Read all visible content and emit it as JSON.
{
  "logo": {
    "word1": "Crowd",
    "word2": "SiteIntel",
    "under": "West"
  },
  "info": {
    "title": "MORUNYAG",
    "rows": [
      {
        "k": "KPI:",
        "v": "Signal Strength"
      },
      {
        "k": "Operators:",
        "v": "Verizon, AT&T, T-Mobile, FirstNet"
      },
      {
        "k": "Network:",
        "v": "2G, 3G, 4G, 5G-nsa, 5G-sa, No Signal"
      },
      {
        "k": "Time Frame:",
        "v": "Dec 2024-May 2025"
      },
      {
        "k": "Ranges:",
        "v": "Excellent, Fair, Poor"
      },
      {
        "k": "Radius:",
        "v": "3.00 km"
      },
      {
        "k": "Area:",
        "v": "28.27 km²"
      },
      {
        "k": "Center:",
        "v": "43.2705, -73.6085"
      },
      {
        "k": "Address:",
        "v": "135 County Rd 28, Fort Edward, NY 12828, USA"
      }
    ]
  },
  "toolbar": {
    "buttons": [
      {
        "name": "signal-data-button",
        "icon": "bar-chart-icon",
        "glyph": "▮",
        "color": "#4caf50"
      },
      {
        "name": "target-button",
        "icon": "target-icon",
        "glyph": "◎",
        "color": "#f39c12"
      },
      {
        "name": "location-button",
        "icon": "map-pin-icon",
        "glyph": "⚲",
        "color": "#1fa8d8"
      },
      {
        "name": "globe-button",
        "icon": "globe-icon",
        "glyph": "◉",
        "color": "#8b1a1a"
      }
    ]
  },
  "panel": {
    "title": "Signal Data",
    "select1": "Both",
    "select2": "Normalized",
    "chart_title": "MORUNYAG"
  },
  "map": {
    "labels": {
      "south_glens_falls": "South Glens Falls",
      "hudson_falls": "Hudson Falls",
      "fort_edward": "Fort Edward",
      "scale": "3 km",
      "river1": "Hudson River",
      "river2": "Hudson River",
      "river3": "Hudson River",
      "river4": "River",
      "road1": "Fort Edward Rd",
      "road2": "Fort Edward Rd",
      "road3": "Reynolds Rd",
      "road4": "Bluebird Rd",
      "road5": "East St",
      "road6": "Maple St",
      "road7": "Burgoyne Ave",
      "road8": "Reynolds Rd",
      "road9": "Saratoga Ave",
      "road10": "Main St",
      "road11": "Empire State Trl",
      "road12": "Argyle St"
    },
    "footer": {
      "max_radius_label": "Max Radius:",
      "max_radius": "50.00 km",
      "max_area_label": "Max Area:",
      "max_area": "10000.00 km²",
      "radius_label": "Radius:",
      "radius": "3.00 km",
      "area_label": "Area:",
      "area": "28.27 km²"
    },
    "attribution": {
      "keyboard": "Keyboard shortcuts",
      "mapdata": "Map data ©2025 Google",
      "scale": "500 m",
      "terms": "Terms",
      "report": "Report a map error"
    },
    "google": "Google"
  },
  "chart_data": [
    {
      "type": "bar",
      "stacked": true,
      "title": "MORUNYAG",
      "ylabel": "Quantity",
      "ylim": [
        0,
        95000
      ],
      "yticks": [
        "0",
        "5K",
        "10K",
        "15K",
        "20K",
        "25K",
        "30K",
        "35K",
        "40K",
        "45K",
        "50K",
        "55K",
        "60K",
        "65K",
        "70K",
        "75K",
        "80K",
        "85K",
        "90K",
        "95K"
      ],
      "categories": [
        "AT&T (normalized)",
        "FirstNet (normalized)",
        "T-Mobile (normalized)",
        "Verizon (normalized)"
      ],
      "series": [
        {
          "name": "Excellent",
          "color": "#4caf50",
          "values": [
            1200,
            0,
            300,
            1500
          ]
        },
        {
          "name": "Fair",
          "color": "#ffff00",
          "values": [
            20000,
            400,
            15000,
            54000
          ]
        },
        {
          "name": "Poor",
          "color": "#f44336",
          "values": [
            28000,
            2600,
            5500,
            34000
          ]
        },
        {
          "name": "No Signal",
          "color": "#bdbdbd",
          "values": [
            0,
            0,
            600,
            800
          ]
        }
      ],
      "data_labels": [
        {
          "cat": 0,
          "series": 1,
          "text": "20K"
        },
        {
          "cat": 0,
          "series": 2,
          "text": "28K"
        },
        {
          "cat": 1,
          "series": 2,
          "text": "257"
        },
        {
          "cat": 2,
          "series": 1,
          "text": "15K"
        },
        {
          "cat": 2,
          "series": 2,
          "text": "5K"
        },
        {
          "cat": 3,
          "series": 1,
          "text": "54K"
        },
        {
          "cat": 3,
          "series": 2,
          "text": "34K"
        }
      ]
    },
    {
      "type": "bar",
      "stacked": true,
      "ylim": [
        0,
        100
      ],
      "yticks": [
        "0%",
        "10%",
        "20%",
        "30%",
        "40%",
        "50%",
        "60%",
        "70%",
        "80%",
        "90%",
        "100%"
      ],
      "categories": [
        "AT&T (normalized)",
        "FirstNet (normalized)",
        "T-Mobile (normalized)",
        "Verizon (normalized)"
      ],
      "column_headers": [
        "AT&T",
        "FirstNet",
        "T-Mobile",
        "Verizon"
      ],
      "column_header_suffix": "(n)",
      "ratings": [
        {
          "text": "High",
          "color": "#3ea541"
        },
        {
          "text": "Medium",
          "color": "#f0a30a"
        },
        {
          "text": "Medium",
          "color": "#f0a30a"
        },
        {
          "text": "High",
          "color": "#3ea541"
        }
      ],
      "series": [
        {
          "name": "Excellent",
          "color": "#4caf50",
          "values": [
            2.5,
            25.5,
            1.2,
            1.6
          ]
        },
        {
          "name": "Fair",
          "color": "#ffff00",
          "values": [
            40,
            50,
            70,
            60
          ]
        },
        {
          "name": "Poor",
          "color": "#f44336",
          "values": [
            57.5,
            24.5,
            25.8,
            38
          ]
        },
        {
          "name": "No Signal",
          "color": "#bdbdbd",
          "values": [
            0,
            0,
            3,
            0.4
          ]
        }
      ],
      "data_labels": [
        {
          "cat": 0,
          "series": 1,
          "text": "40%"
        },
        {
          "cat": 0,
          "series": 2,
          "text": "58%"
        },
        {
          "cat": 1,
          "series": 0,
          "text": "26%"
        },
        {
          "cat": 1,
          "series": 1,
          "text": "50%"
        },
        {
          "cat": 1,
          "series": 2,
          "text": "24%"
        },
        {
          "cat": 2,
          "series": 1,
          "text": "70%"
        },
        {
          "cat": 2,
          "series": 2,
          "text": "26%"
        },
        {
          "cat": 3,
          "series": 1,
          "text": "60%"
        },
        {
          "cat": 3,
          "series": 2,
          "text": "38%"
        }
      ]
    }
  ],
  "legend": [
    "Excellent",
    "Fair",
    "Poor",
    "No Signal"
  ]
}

========================================

▶ [Work to be completed] Every line of the records that includes the word "target" should be gathered.

▶ [Written response]
        "name": "target-button",
        "icon": "target-icon",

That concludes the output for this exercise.